:: Task to complete ::
Any image found in the entries is to be skipped; the rest is returned word for word.

Items from a figure collection
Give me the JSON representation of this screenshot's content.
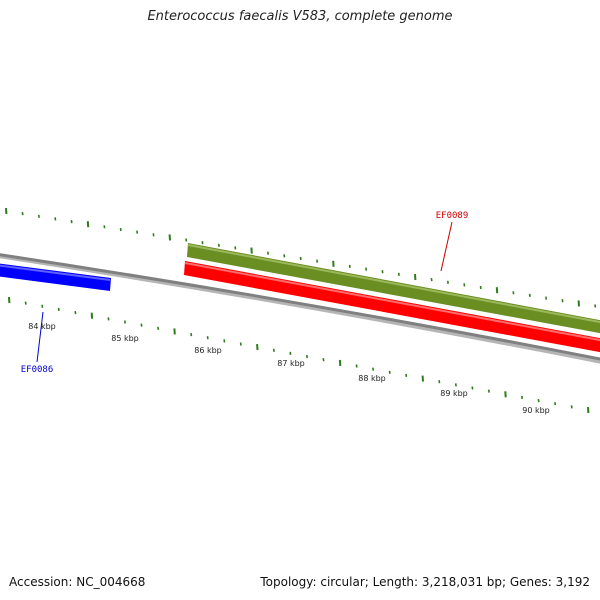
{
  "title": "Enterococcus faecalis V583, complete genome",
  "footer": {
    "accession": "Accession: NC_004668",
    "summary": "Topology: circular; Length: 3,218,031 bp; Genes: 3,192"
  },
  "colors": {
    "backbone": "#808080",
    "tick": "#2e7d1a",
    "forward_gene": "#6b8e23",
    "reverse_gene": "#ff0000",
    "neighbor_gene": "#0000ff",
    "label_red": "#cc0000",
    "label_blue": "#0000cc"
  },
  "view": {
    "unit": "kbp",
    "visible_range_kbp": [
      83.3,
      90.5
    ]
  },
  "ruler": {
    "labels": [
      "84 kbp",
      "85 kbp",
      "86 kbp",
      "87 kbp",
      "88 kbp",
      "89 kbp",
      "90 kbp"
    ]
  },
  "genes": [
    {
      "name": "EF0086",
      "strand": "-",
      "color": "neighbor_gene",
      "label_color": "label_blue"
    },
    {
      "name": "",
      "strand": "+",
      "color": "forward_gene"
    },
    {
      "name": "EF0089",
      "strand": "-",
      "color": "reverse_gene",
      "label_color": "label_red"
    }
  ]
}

:: Answer to the exercise ::
Give me the JSON representation of this screenshot's content.
{
  "title": "Enterococcus faecalis V583, complete genome",
  "footer": {
    "accession": "Accession: NC_004668",
    "summary": "Topology: circular; Length: 3,218,031 bp; Genes: 3,192"
  },
  "colors": {
    "backbone": "#808080",
    "tick": "#2e7d1a",
    "forward_gene": "#6b8e23",
    "reverse_gene": "#ff0000",
    "neighbor_gene": "#0000ff",
    "label_red": "#cc0000",
    "label_blue": "#0000cc"
  },
  "view": {
    "unit": "kbp",
    "visible_range_kbp": [
      83.3,
      90.5
    ]
  },
  "ruler": {
    "labels": [
      "84 kbp",
      "85 kbp",
      "86 kbp",
      "87 kbp",
      "88 kbp",
      "89 kbp",
      "90 kbp"
    ]
  },
  "genes": [
    {
      "name": "EF0086",
      "strand": "-",
      "color": "neighbor_gene",
      "label_color": "label_blue"
    },
    {
      "name": "",
      "strand": "+",
      "color": "forward_gene"
    },
    {
      "name": "EF0089",
      "strand": "-",
      "color": "reverse_gene",
      "label_color": "label_red"
    }
  ]
}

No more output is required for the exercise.